=== Available data ===

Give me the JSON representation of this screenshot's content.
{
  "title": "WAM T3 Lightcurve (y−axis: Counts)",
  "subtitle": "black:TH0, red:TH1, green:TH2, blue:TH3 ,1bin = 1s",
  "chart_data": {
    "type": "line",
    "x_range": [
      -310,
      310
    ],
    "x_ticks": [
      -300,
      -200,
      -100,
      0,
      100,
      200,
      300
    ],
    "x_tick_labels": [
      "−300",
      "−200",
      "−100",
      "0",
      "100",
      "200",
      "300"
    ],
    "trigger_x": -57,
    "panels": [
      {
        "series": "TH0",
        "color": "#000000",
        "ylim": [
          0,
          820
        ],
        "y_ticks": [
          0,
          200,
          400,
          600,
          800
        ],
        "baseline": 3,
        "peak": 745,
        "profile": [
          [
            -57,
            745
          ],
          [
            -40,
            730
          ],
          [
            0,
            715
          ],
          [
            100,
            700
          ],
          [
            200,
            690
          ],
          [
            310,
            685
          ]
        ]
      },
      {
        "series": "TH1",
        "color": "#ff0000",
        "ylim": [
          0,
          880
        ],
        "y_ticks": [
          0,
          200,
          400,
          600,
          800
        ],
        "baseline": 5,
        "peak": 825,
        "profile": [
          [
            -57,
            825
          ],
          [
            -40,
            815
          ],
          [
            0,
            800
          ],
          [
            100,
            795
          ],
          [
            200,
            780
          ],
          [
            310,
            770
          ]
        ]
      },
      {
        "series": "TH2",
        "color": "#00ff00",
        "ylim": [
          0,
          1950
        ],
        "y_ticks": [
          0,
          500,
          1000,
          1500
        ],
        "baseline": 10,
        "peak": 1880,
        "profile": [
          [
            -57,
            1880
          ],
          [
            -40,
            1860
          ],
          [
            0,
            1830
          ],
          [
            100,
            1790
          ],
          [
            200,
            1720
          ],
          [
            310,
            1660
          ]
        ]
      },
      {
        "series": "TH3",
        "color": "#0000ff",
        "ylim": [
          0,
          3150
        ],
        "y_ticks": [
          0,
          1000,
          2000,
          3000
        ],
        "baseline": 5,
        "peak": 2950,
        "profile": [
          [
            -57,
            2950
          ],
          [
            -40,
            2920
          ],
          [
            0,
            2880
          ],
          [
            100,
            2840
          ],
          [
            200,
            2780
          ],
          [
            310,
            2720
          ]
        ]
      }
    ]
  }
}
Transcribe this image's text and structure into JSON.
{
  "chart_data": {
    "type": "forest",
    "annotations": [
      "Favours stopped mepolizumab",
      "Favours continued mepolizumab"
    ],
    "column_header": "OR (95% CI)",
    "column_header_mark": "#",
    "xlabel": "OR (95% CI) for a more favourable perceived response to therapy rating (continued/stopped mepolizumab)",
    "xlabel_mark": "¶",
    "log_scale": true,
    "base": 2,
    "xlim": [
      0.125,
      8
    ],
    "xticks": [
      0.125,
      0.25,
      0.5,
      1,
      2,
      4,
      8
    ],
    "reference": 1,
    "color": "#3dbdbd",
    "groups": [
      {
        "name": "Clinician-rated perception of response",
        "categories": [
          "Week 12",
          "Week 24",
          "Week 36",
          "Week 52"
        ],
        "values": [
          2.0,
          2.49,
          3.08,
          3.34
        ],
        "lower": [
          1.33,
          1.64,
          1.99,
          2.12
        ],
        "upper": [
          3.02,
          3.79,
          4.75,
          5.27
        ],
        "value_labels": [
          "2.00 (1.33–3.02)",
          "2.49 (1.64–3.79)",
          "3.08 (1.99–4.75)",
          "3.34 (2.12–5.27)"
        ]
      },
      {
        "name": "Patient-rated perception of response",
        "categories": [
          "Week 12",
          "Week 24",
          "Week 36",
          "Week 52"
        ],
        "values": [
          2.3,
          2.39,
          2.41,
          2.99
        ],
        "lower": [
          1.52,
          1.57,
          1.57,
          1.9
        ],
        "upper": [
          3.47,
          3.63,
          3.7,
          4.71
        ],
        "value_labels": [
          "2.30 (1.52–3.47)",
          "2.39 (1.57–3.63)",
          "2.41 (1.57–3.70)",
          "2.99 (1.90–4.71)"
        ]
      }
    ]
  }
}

===

--- Written problem ---
Nothing in the data may differ; print all of it exactly as written.

--- Task result ---
Give me the JSON representation of this screenshot's content.
{
  "title": "WAM T3 Lightcurve (y−axis: Counts)",
  "subtitle": "black:TH0, red:TH1, green:TH2, blue:TH3 ,1bin = 1s",
  "chart_data": {
    "type": "line",
    "x_range": [
      -310,
      310
    ],
    "x_ticks": [
      -300,
      -200,
      -100,
      0,
      100,
      200,
      300
    ],
    "x_tick_labels": [
      "−300",
      "−200",
      "−100",
      "0",
      "100",
      "200",
      "300"
    ],
    "trigger_x": -57,
    "panels": [
      {
        "series": "TH0",
        "color": "#000000",
        "ylim": [
          0,
          820
        ],
        "y_ticks": [
          0,
          200,
          400,
          600,
          800
        ],
        "baseline": 3,
        "peak": 745,
        "profile": [
          [
            -57,
            745
          ],
          [
            -40,
            730
          ],
          [
            0,
            715
          ],
          [
            100,
            700
          ],
          [
            200,
            690
          ],
          [
            310,
            685
          ]
        ]
      },
      {
        "series": "TH1",
        "color": "#ff0000",
        "ylim": [
          0,
          880
        ],
        "y_ticks": [
          0,
          200,
          400,
          600,
          800
        ],
        "baseline": 5,
        "peak": 825,
        "profile": [
          [
            -57,
            825
          ],
          [
            -40,
            815
          ],
          [
            0,
            800
          ],
          [
            100,
            795
          ],
          [
            200,
            780
          ],
          [
            310,
            770
          ]
        ]
      },
      {
        "series": "TH2",
        "color": "#00ff00",
        "ylim": [
          0,
          1950
        ],
        "y_ticks": [
          0,
          500,
          1000,
          1500
        ],
        "baseline": 10,
        "peak": 1880,
        "profile": [
          [
            -57,
            1880
          ],
          [
            -40,
            1860
          ],
          [
            0,
            1830
          ],
          [
            100,
            1790
          ],
          [
            200,
            1720
          ],
          [
            310,
            1660
          ]
        ]
      },
      {
        "series": "TH3",
        "color": "#0000ff",
        "ylim": [
          0,
          3150
        ],
        "y_ticks": [
          0,
          1000,
          2000,
          3000
        ],
        "baseline": 5,
        "peak": 2950,
        "profile": [
          [
            -57,
            2950
          ],
          [
            -40,
            2920
          ],
          [
            0,
            2880
          ],
          [
            100,
            2840
          ],
          [
            200,
            2780
          ],
          [
            310,
            2720
          ]
        ]
      }
    ]
  }
}
Transcribe this image's text and structure into JSON.
{
  "chart_data": {
    "type": "forest",
    "annotations": [
      "Favours stopped mepolizumab",
      "Favours continued mepolizumab"
    ],
    "column_header": "OR (95% CI)",
    "column_header_mark": "#",
    "xlabel": "OR (95% CI) for a more favourable perceived response to therapy rating (continued/stopped mepolizumab)",
    "xlabel_mark": "¶",
    "log_scale": true,
    "base": 2,
    "xlim": [
      0.125,
      8
    ],
    "xticks": [
      0.125,
      0.25,
      0.5,
      1,
      2,
      4,
      8
    ],
    "reference": 1,
    "color": "#3dbdbd",
    "groups": [
      {
        "name": "Clinician-rated perception of response",
        "categories": [
          "Week 12",
          "Week 24",
          "Week 36",
          "Week 52"
        ],
        "values": [
          2.0,
          2.49,
          3.08,
          3.34
        ],
        "lower": [
          1.33,
          1.64,
          1.99,
          2.12
        ],
        "upper": [
          3.02,
          3.79,
          4.75,
          5.27
        ],
        "value_labels": [
          "2.00 (1.33–3.02)",
          "2.49 (1.64–3.79)",
          "3.08 (1.99–4.75)",
          "3.34 (2.12–5.27)"
        ]
      },
      {
        "name": "Patient-rated perception of response",
        "categories": [
          "Week 12",
          "Week 24",
          "Week 36",
          "Week 52"
        ],
        "values": [
          2.3,
          2.39,
          2.41,
          2.99
        ],
        "lower": [
          1.52,
          1.57,
          1.57,
          1.9
        ],
        "upper": [
          3.47,
          3.63,
          3.7,
          4.71
        ],
        "value_labels": [
          "2.30 (1.52–3.47)",
          "2.39 (1.57–3.63)",
          "2.41 (1.57–3.70)",
          "2.99 (1.90–4.71)"
        ]
      }
    ]
  }
}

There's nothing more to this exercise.